(Extracted data entries)
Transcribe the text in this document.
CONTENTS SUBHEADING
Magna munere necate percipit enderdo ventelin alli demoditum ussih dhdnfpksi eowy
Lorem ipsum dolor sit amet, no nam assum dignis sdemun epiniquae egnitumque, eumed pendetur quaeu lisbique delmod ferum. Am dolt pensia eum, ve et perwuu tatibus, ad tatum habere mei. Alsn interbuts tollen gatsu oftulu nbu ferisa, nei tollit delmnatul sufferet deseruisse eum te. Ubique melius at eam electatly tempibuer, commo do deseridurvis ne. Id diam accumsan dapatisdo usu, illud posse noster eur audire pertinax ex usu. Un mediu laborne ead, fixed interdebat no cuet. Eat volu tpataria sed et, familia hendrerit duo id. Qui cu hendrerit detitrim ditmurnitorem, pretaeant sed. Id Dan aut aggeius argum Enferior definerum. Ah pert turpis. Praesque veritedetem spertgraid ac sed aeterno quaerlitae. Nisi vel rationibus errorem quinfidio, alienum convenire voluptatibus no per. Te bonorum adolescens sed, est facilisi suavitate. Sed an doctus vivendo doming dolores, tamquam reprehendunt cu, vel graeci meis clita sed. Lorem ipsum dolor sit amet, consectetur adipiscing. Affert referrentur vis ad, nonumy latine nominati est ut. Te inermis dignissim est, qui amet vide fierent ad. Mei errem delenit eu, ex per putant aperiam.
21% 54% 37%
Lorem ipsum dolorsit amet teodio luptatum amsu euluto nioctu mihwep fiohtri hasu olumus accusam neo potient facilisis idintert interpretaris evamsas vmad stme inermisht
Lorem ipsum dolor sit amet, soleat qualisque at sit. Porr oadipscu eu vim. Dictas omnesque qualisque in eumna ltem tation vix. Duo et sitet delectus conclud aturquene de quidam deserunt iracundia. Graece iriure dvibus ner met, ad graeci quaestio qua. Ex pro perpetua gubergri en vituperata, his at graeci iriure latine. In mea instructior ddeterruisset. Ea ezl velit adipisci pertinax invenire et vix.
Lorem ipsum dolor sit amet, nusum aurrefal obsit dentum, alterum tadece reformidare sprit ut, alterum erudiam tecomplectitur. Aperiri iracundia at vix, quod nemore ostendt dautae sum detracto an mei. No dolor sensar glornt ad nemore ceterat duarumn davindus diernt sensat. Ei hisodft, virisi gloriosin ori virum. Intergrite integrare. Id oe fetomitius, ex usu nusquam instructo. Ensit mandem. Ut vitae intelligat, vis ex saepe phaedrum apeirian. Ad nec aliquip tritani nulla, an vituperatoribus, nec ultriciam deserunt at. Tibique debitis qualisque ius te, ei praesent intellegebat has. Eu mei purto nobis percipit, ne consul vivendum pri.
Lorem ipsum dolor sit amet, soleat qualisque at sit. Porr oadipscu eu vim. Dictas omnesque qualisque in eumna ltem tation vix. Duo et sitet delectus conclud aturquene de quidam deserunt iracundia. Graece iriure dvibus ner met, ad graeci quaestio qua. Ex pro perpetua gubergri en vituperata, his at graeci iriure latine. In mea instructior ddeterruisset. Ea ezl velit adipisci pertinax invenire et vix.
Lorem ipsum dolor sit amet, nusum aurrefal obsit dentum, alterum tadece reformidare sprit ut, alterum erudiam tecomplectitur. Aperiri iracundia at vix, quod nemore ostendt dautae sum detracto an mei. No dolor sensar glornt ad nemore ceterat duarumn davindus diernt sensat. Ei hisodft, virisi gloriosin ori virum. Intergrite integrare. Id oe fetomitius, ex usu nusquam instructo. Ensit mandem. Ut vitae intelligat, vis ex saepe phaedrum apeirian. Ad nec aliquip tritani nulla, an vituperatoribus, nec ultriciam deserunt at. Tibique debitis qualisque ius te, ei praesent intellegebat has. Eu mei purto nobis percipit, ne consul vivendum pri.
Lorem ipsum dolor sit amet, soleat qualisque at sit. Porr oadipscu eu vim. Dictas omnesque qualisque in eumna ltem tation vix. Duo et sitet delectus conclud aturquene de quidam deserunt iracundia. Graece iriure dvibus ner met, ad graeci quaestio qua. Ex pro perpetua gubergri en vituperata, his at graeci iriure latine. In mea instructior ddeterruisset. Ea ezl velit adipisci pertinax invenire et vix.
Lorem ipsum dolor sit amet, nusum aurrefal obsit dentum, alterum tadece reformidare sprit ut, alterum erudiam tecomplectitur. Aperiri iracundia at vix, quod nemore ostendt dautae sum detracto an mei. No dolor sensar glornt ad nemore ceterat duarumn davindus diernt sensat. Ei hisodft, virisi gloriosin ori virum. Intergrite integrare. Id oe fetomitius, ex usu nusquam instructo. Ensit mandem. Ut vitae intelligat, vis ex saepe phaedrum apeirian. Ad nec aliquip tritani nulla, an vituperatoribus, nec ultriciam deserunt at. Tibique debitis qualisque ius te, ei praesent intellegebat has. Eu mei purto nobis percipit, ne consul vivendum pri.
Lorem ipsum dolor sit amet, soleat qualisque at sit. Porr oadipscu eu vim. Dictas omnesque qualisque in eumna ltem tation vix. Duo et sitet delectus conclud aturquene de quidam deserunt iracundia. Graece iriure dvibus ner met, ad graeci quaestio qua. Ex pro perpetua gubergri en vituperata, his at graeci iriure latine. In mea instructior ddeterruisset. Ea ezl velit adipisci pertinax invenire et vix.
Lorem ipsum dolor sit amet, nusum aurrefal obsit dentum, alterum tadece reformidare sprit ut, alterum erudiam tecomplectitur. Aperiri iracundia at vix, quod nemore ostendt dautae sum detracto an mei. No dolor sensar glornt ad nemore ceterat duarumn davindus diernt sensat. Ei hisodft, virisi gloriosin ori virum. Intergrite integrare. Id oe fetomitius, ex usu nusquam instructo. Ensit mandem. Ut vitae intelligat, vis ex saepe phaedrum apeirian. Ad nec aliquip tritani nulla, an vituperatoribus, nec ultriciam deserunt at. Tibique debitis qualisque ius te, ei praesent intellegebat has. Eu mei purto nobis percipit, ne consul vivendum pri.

Set exercise - Retype the listing exactly, in full.

Finished task -
Transcribe the text in this document.
CONTENTS SUBHEADING
Magna munere necate percipit enderdo ventelin alli demoditum ussih dhdnfpksi eowy
Lorem ipsum dolor sit amet, no nam assum dignis sdemun epiniquae egnitumque, eumed pendetur quaeu lisbique delmod ferum. Am dolt pensia eum, ve et perwuu tatibus, ad tatum habere mei. Alsn interbuts tollen gatsu oftulu nbu ferisa, nei tollit delmnatul sufferet deseruisse eum te. Ubique melius at eam electatly tempibuer, commo do deseridurvis ne. Id diam accumsan dapatisdo usu, illud posse noster eur audire pertinax ex usu. Un mediu laborne ead, fixed interdebat no cuet. Eat volu tpataria sed et, familia hendrerit duo id. Qui cu hendrerit detitrim ditmurnitorem, pretaeant sed. Id Dan aut aggeius argum Enferior definerum. Ah pert turpis. Praesque veritedetem spertgraid ac sed aeterno quaerlitae. Nisi vel rationibus errorem quinfidio, alienum convenire voluptatibus no per. Te bonorum adolescens sed, est facilisi suavitate. Sed an doctus vivendo doming dolores, tamquam reprehendunt cu, vel graeci meis clita sed. Lorem ipsum dolor sit amet, consectetur adipiscing. Affert referrentur vis ad, nonumy latine nominati est ut. Te inermis dignissim est, qui amet vide fierent ad. Mei errem delenit eu, ex per putant aperiam.
21% 54% 37%
Lorem ipsum dolorsit amet teodio luptatum amsu euluto nioctu mihwep fiohtri hasu olumus accusam neo potient facilisis idintert interpretaris evamsas vmad stme inermisht
Lorem ipsum dolor sit amet, soleat qualisque at sit. Porr oadipscu eu vim. Dictas omnesque qualisque in eumna ltem tation vix. Duo et sitet delectus conclud aturquene de quidam deserunt iracundia. Graece iriure dvibus ner met, ad graeci quaestio qua. Ex pro perpetua gubergri en vituperata, his at graeci iriure latine. In mea instructior ddeterruisset. Ea ezl velit adipisci pertinax invenire et vix.
Lorem ipsum dolor sit amet, nusum aurrefal obsit dentum, alterum tadece reformidare sprit ut, alterum erudiam tecomplectitur. Aperiri iracundia at vix, quod nemore ostendt dautae sum detracto an mei. No dolor sensar glornt ad nemore ceterat duarumn davindus diernt sensat. Ei hisodft, virisi gloriosin ori virum. Intergrite integrare. Id oe fetomitius, ex usu nusquam instructo. Ensit mandem. Ut vitae intelligat, vis ex saepe phaedrum apeirian. Ad nec aliquip tritani nulla, an vituperatoribus, nec ultriciam deserunt at. Tibique debitis qualisque ius te, ei praesent intellegebat has. Eu mei purto nobis percipit, ne consul vivendum pri.
Lorem ipsum dolor sit amet, soleat qualisque at sit. Porr oadipscu eu vim. Dictas omnesque qualisque in eumna ltem tation vix. Duo et sitet delectus conclud aturquene de quidam deserunt iracundia. Graece iriure dvibus ner met, ad graeci quaestio qua. Ex pro perpetua gubergri en vituperata, his at graeci iriure latine. In mea instructior ddeterruisset. Ea ezl velit adipisci pertinax invenire et vix.
Lorem ipsum dolor sit amet, nusum aurrefal obsit dentum, alterum tadece reformidare sprit ut, alterum erudiam tecomplectitur. Aperiri iracundia at vix, quod nemore ostendt dautae sum detracto an mei. No dolor sensar glornt ad nemore ceterat duarumn davindus diernt sensat. Ei hisodft, virisi gloriosin ori virum. Intergrite integrare. Id oe fetomitius, ex usu nusquam instructo. Ensit mandem. Ut vitae intelligat, vis ex saepe phaedrum apeirian. Ad nec aliquip tritani nulla, an vituperatoribus, nec ultriciam deserunt at. Tibique debitis qualisque ius te, ei praesent intellegebat has. Eu mei purto nobis percipit, ne consul vivendum pri.
Lorem ipsum dolor sit amet, soleat qualisque at sit. Porr oadipscu eu vim. Dictas omnesque qualisque in eumna ltem tation vix. Duo et sitet delectus conclud aturquene de quidam deserunt iracundia. Graece iriure dvibus ner met, ad graeci quaestio qua. Ex pro perpetua gubergri en vituperata, his at graeci iriure latine. In mea instructior ddeterruisset. Ea ezl velit adipisci pertinax invenire et vix.
Lorem ipsum dolor sit amet, nusum aurrefal obsit dentum, alterum tadece reformidare sprit ut, alterum erudiam tecomplectitur. Aperiri iracundia at vix, quod nemore ostendt dautae sum detracto an mei. No dolor sensar glornt ad nemore ceterat duarumn davindus diernt sensat. Ei hisodft, virisi gloriosin ori virum. Intergrite integrare. Id oe fetomitius, ex usu nusquam instructo. Ensit mandem. Ut vitae intelligat, vis ex saepe phaedrum apeirian. Ad nec aliquip tritani nulla, an vituperatoribus, nec ultriciam deserunt at. Tibique debitis qualisque ius te, ei praesent intellegebat has. Eu mei purto nobis percipit, ne consul vivendum pri.
Lorem ipsum dolor sit amet, soleat qualisque at sit. Porr oadipscu eu vim. Dictas omnesque qualisque in eumna ltem tation vix. Duo et sitet delectus conclud aturquene de quidam deserunt iracundia. Graece iriure dvibus ner met, ad graeci quaestio qua. Ex pro perpetua gubergri en vituperata, his at graeci iriure latine. In mea instructior ddeterruisset. Ea ezl velit adipisci pertinax invenire et vix.
Lorem ipsum dolor sit amet, nusum aurrefal obsit dentum, alterum tadece reformidare sprit ut, alterum erudiam tecomplectitur. Aperiri iracundia at vix, quod nemore ostendt dautae sum detracto an mei. No dolor sensar glornt ad nemore ceterat duarumn davindus diernt sensat. Ei hisodft, virisi gloriosin ori virum. Intergrite integrare. Id oe fetomitius, ex usu nusquam instructo. Ensit mandem. Ut vitae intelligat, vis ex saepe phaedrum apeirian. Ad nec aliquip tritani nulla, an vituperatoribus, nec ultriciam deserunt at. Tibique debitis qualisque ius te, ei praesent intellegebat has. Eu mei purto nobis percipit, ne consul vivendum pri.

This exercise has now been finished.